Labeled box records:
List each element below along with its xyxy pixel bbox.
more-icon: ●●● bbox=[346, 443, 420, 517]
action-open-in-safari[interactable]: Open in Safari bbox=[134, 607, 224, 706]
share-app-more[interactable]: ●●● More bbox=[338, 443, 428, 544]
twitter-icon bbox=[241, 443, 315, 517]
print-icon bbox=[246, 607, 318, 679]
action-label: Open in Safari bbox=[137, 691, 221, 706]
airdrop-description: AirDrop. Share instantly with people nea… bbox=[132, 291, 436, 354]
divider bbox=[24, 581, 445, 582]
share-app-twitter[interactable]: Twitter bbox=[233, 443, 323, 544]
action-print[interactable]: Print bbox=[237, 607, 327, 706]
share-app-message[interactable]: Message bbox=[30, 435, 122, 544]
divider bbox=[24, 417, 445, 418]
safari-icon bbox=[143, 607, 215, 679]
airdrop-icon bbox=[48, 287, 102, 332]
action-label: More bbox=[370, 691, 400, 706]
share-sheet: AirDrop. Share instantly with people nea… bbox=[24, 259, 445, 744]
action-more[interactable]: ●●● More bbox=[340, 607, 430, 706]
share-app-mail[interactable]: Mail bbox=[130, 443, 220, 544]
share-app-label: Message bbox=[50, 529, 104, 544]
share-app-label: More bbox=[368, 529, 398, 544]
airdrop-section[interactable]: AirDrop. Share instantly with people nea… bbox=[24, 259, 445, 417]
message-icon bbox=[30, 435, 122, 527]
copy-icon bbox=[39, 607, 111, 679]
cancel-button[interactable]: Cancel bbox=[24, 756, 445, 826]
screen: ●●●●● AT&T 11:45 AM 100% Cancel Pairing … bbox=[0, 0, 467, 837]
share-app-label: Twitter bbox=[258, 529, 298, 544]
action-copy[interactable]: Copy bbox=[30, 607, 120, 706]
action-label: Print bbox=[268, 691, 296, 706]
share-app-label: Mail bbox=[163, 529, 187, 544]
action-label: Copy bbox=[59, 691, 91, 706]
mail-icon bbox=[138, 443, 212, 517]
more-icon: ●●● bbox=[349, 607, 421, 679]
* * *
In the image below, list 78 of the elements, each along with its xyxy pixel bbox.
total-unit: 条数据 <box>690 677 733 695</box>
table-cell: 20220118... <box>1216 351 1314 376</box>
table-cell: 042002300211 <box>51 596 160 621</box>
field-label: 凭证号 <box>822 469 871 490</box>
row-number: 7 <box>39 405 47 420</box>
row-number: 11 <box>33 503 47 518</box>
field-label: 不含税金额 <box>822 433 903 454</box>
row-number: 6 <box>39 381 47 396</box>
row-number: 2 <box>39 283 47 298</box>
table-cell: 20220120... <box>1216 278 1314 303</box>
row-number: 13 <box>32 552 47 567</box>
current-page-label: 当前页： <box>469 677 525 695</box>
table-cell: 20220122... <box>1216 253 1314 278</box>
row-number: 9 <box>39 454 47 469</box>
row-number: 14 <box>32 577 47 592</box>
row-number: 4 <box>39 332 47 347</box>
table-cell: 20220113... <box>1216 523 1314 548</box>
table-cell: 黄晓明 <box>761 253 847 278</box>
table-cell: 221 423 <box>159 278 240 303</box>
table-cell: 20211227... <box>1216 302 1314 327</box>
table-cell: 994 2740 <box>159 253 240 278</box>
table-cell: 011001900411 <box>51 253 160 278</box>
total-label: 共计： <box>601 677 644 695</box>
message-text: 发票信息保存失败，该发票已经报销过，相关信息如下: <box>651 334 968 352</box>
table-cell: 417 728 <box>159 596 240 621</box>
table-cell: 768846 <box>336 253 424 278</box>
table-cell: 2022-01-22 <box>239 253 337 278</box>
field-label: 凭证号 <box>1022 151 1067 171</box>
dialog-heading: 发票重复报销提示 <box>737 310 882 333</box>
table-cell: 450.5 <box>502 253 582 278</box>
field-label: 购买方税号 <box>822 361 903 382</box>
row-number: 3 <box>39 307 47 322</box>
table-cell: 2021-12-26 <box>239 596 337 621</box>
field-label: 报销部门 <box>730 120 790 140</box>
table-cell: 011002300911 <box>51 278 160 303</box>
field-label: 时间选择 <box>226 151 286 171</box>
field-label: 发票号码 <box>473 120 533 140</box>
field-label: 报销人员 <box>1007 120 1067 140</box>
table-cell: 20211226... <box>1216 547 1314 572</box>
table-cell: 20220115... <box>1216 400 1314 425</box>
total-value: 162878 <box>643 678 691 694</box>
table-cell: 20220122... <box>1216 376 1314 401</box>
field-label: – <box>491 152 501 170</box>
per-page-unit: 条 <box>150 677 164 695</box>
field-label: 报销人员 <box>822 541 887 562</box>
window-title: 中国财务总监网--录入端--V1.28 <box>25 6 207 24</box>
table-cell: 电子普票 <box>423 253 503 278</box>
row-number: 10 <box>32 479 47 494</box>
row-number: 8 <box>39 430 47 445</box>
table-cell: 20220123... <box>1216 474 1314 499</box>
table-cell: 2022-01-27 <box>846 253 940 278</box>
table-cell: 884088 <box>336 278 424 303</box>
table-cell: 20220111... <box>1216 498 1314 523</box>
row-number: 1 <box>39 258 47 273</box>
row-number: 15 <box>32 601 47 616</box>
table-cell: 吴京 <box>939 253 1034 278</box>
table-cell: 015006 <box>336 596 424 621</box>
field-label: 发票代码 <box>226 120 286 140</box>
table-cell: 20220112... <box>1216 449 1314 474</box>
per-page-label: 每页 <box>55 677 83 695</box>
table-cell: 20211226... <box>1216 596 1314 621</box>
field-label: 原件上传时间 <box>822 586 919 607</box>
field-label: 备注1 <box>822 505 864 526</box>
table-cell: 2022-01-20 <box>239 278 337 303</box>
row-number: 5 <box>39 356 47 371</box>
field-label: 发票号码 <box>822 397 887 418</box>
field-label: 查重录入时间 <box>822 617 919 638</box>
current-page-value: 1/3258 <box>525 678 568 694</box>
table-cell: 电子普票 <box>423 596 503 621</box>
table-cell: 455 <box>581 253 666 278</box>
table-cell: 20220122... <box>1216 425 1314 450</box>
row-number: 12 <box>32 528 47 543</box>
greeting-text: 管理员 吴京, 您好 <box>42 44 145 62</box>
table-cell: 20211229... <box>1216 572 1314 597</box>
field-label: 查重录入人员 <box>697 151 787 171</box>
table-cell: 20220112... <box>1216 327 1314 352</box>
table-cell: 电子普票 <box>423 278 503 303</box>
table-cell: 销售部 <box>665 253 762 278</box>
...
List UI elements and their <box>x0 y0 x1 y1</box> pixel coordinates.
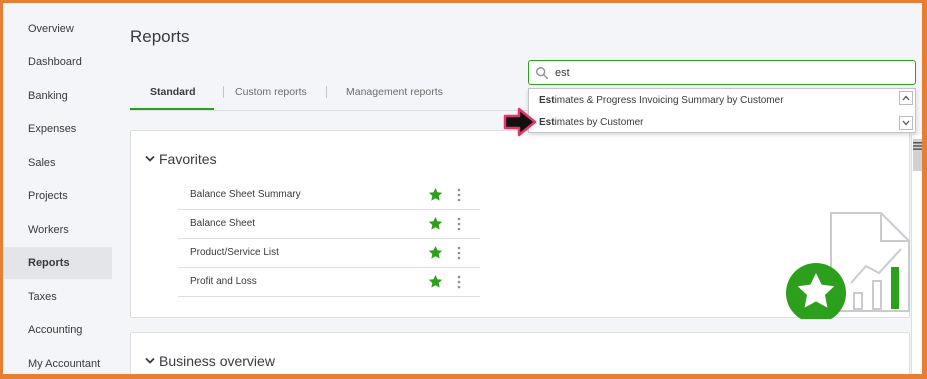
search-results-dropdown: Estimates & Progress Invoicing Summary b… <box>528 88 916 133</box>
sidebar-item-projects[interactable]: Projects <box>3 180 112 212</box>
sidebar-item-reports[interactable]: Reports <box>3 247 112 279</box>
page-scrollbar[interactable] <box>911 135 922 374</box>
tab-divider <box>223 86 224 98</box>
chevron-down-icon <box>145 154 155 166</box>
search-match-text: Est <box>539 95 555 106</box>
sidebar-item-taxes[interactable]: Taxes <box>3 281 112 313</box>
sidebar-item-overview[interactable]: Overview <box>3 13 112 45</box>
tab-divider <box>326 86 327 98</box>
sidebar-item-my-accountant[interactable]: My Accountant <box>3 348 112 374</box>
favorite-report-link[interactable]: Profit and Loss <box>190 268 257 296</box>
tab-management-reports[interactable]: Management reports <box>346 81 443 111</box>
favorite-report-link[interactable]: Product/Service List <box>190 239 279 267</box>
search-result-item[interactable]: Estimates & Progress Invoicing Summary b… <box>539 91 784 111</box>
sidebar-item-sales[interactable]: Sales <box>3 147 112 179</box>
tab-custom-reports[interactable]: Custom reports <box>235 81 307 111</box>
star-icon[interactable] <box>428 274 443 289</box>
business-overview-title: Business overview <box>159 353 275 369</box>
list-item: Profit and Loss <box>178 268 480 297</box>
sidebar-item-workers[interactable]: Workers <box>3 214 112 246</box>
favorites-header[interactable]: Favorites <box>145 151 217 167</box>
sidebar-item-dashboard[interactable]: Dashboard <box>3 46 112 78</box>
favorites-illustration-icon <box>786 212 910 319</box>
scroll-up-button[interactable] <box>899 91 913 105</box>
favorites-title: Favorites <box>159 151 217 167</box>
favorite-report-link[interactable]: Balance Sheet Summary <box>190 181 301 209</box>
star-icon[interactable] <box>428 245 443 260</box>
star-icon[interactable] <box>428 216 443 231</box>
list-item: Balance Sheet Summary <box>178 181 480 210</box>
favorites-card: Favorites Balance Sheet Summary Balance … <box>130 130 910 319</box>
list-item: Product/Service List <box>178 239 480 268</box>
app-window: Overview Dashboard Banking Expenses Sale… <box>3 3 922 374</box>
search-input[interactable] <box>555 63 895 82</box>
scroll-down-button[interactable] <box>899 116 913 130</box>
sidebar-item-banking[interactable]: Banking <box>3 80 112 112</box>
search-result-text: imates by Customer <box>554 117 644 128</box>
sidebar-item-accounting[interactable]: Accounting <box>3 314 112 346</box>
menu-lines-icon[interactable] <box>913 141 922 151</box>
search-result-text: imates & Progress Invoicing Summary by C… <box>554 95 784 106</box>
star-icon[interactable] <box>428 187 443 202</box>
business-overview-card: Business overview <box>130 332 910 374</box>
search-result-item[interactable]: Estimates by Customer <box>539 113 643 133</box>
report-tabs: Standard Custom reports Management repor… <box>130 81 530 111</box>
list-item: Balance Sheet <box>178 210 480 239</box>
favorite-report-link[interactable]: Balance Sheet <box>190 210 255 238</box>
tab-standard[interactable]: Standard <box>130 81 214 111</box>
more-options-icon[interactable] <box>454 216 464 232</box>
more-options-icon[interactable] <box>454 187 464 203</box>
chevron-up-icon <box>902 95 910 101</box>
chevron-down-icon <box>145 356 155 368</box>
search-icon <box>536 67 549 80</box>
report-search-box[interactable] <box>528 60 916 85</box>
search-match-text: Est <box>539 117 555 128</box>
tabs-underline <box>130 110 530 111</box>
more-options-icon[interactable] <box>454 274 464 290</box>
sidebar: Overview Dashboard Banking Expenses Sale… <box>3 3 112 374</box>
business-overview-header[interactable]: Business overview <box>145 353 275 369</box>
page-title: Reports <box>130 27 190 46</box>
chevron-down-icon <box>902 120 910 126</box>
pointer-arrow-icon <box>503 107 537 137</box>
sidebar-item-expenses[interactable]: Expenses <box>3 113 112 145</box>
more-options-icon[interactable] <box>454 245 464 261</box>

> **Stated problem**: Return these lines exactly, from the line with "List each element" up to and including the line with "more-icon: ●●● bbox=[349, 607, 421, 679]".

> **The output**:
List each element below along with its xyxy pixel bbox.
more-icon: ●●● bbox=[346, 443, 420, 517]
action-open-in-safari[interactable]: Open in Safari bbox=[134, 607, 224, 706]
share-app-more[interactable]: ●●● More bbox=[338, 443, 428, 544]
twitter-icon bbox=[241, 443, 315, 517]
print-icon bbox=[246, 607, 318, 679]
action-label: Open in Safari bbox=[137, 691, 221, 706]
airdrop-description: AirDrop. Share instantly with people nea… bbox=[132, 291, 436, 354]
divider bbox=[24, 581, 445, 582]
share-app-twitter[interactable]: Twitter bbox=[233, 443, 323, 544]
action-print[interactable]: Print bbox=[237, 607, 327, 706]
share-app-message[interactable]: Message bbox=[30, 435, 122, 544]
divider bbox=[24, 417, 445, 418]
safari-icon bbox=[143, 607, 215, 679]
airdrop-icon bbox=[48, 287, 102, 332]
action-label: More bbox=[370, 691, 400, 706]
share-sheet: AirDrop. Share instantly with people nea… bbox=[24, 259, 445, 744]
action-more[interactable]: ●●● More bbox=[340, 607, 430, 706]
share-app-mail[interactable]: Mail bbox=[130, 443, 220, 544]
share-app-label: Message bbox=[50, 529, 104, 544]
share-app-label: More bbox=[368, 529, 398, 544]
airdrop-section[interactable]: AirDrop. Share instantly with people nea… bbox=[24, 259, 445, 417]
message-icon bbox=[30, 435, 122, 527]
copy-icon bbox=[39, 607, 111, 679]
cancel-button[interactable]: Cancel bbox=[24, 756, 445, 826]
screen: ●●●●● AT&T 11:45 AM 100% Cancel Pairing … bbox=[0, 0, 467, 837]
share-app-label: Twitter bbox=[258, 529, 298, 544]
action-copy[interactable]: Copy bbox=[30, 607, 120, 706]
action-label: Print bbox=[268, 691, 296, 706]
share-app-label: Mail bbox=[163, 529, 187, 544]
action-label: Copy bbox=[59, 691, 91, 706]
mail-icon bbox=[138, 443, 212, 517]
more-icon: ●●● bbox=[349, 607, 421, 679]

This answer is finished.